• Data provided:
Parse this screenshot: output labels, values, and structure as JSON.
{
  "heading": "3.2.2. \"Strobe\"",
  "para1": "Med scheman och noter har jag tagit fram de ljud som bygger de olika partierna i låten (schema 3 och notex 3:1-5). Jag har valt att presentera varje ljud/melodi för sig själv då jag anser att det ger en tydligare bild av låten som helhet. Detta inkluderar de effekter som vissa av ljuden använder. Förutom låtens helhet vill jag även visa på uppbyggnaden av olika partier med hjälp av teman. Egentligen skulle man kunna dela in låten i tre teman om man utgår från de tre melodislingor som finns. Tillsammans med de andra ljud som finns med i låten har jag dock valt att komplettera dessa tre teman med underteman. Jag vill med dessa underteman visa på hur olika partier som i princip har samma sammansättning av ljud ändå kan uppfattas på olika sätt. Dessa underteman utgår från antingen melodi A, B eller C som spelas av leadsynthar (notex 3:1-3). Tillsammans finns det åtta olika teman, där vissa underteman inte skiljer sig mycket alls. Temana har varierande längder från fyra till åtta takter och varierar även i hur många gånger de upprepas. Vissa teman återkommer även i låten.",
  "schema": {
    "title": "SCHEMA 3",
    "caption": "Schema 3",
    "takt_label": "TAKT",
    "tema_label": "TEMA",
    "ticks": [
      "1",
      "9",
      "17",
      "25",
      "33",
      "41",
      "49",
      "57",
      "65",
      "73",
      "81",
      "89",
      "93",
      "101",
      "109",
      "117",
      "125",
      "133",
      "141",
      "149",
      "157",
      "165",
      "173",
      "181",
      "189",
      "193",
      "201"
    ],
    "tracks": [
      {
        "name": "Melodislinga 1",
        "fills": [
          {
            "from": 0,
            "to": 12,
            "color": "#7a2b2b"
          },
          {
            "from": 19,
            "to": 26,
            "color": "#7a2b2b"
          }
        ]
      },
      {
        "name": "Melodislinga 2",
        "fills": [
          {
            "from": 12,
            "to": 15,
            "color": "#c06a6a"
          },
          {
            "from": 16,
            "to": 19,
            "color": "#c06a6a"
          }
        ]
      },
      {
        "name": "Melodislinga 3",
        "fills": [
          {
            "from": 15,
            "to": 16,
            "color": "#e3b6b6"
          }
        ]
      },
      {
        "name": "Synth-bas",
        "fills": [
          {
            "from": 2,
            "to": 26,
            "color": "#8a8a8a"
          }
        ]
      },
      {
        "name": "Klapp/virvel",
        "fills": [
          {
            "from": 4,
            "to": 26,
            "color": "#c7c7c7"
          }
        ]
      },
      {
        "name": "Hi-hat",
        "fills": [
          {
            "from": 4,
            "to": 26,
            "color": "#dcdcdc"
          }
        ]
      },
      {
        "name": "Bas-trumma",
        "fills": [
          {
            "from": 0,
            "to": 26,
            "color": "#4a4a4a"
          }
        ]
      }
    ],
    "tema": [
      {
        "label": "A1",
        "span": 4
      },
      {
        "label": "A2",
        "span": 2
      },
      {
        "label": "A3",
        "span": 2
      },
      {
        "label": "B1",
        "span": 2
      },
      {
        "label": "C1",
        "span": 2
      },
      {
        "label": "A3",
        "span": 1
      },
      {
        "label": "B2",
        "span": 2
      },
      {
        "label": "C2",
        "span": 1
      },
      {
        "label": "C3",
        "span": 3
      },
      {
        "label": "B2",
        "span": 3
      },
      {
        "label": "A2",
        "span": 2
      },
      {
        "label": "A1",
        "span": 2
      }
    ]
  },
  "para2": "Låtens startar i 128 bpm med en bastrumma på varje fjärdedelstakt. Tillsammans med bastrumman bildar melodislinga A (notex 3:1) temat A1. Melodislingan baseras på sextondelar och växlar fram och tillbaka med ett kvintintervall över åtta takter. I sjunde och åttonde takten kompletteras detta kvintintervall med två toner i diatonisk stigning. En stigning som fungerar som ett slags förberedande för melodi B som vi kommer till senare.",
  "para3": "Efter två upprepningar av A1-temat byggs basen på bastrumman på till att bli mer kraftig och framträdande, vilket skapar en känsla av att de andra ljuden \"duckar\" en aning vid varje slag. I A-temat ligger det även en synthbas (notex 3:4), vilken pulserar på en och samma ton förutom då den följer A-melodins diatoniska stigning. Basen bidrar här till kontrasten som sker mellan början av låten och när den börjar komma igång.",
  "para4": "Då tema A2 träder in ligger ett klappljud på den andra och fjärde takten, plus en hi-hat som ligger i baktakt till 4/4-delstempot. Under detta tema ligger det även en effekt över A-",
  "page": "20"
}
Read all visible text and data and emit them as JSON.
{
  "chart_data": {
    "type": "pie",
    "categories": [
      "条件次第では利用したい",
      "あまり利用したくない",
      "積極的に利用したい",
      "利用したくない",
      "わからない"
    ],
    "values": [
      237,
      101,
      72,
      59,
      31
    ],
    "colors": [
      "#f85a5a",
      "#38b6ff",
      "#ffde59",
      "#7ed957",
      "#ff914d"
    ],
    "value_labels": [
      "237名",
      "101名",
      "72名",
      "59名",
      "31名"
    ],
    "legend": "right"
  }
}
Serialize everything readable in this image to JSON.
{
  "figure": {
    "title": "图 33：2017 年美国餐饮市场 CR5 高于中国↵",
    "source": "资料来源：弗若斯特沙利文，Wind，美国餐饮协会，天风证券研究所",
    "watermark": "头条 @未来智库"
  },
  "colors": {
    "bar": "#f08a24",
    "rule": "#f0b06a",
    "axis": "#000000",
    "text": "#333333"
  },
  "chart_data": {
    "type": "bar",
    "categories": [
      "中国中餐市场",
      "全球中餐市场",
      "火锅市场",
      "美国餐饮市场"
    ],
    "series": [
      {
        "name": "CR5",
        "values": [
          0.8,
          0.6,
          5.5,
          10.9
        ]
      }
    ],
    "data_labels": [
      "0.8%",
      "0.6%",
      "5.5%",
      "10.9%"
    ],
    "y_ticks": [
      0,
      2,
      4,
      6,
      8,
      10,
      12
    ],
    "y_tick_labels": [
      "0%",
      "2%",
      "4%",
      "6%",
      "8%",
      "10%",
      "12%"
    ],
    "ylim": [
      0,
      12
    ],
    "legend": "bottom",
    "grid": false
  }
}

• What to do:
Transcribe the entire listing above precisely.

• Task response:
Parse this screenshot: output labels, values, and structure as JSON.
{
  "heading": "3.2.2. \"Strobe\"",
  "para1": "Med scheman och noter har jag tagit fram de ljud som bygger de olika partierna i låten (schema 3 och notex 3:1-5). Jag har valt att presentera varje ljud/melodi för sig själv då jag anser att det ger en tydligare bild av låten som helhet. Detta inkluderar de effekter som vissa av ljuden använder. Förutom låtens helhet vill jag även visa på uppbyggnaden av olika partier med hjälp av teman. Egentligen skulle man kunna dela in låten i tre teman om man utgår från de tre melodislingor som finns. Tillsammans med de andra ljud som finns med i låten har jag dock valt att komplettera dessa tre teman med underteman. Jag vill med dessa underteman visa på hur olika partier som i princip har samma sammansättning av ljud ändå kan uppfattas på olika sätt. Dessa underteman utgår från antingen melodi A, B eller C som spelas av leadsynthar (notex 3:1-3). Tillsammans finns det åtta olika teman, där vissa underteman inte skiljer sig mycket alls. Temana har varierande längder från fyra till åtta takter och varierar även i hur många gånger de upprepas. Vissa teman återkommer även i låten.",
  "schema": {
    "title": "SCHEMA 3",
    "caption": "Schema 3",
    "takt_label": "TAKT",
    "tema_label": "TEMA",
    "ticks": [
      "1",
      "9",
      "17",
      "25",
      "33",
      "41",
      "49",
      "57",
      "65",
      "73",
      "81",
      "89",
      "93",
      "101",
      "109",
      "117",
      "125",
      "133",
      "141",
      "149",
      "157",
      "165",
      "173",
      "181",
      "189",
      "193",
      "201"
    ],
    "tracks": [
      {
        "name": "Melodislinga 1",
        "fills": [
          {
            "from": 0,
            "to": 12,
            "color": "#7a2b2b"
          },
          {
            "from": 19,
            "to": 26,
            "color": "#7a2b2b"
          }
        ]
      },
      {
        "name": "Melodislinga 2",
        "fills": [
          {
            "from": 12,
            "to": 15,
            "color": "#c06a6a"
          },
          {
            "from": 16,
            "to": 19,
            "color": "#c06a6a"
          }
        ]
      },
      {
        "name": "Melodislinga 3",
        "fills": [
          {
            "from": 15,
            "to": 16,
            "color": "#e3b6b6"
          }
        ]
      },
      {
        "name": "Synth-bas",
        "fills": [
          {
            "from": 2,
            "to": 26,
            "color": "#8a8a8a"
          }
        ]
      },
      {
        "name": "Klapp/virvel",
        "fills": [
          {
            "from": 4,
            "to": 26,
            "color": "#c7c7c7"
          }
        ]
      },
      {
        "name": "Hi-hat",
        "fills": [
          {
            "from": 4,
            "to": 26,
            "color": "#dcdcdc"
          }
        ]
      },
      {
        "name": "Bas-trumma",
        "fills": [
          {
            "from": 0,
            "to": 26,
            "color": "#4a4a4a"
          }
        ]
      }
    ],
    "tema": [
      {
        "label": "A1",
        "span": 4
      },
      {
        "label": "A2",
        "span": 2
      },
      {
        "label": "A3",
        "span": 2
      },
      {
        "label": "B1",
        "span": 2
      },
      {
        "label": "C1",
        "span": 2
      },
      {
        "label": "A3",
        "span": 1
      },
      {
        "label": "B2",
        "span": 2
      },
      {
        "label": "C2",
        "span": 1
      },
      {
        "label": "C3",
        "span": 3
      },
      {
        "label": "B2",
        "span": 3
      },
      {
        "label": "A2",
        "span": 2
      },
      {
        "label": "A1",
        "span": 2
      }
    ]
  },
  "para2": "Låtens startar i 128 bpm med en bastrumma på varje fjärdedelstakt. Tillsammans med bastrumman bildar melodislinga A (notex 3:1) temat A1. Melodislingan baseras på sextondelar och växlar fram och tillbaka med ett kvintintervall över åtta takter. I sjunde och åttonde takten kompletteras detta kvintintervall med två toner i diatonisk stigning. En stigning som fungerar som ett slags förberedande för melodi B som vi kommer till senare.",
  "para3": "Efter två upprepningar av A1-temat byggs basen på bastrumman på till att bli mer kraftig och framträdande, vilket skapar en känsla av att de andra ljuden \"duckar\" en aning vid varje slag. I A-temat ligger det även en synthbas (notex 3:4), vilken pulserar på en och samma ton förutom då den följer A-melodins diatoniska stigning. Basen bidrar här till kontrasten som sker mellan början av låten och när den börjar komma igång.",
  "para4": "Då tema A2 träder in ligger ett klappljud på den andra och fjärde takten, plus en hi-hat som ligger i baktakt till 4/4-delstempot. Under detta tema ligger det även en effekt över A-",
  "page": "20"
}
Read all visible text and data and emit them as JSON.
{
  "chart_data": {
    "type": "pie",
    "categories": [
      "条件次第では利用したい",
      "あまり利用したくない",
      "積極的に利用したい",
      "利用したくない",
      "わからない"
    ],
    "values": [
      237,
      101,
      72,
      59,
      31
    ],
    "colors": [
      "#f85a5a",
      "#38b6ff",
      "#ffde59",
      "#7ed957",
      "#ff914d"
    ],
    "value_labels": [
      "237名",
      "101名",
      "72名",
      "59名",
      "31名"
    ],
    "legend": "right"
  }
}
Serialize everything readable in this image to JSON.
{
  "figure": {
    "title": "图 33：2017 年美国餐饮市场 CR5 高于中国↵",
    "source": "资料来源：弗若斯特沙利文，Wind，美国餐饮协会，天风证券研究所",
    "watermark": "头条 @未来智库"
  },
  "colors": {
    "bar": "#f08a24",
    "rule": "#f0b06a",
    "axis": "#000000",
    "text": "#333333"
  },
  "chart_data": {
    "type": "bar",
    "categories": [
      "中国中餐市场",
      "全球中餐市场",
      "火锅市场",
      "美国餐饮市场"
    ],
    "series": [
      {
        "name": "CR5",
        "values": [
          0.8,
          0.6,
          5.5,
          10.9
        ]
      }
    ],
    "data_labels": [
      "0.8%",
      "0.6%",
      "5.5%",
      "10.9%"
    ],
    "y_ticks": [
      0,
      2,
      4,
      6,
      8,
      10,
      12
    ],
    "y_tick_labels": [
      "0%",
      "2%",
      "4%",
      "6%",
      "8%",
      "10%",
      "12%"
    ],
    "ylim": [
      0,
      12
    ],
    "legend": "bottom",
    "grid": false
  }
}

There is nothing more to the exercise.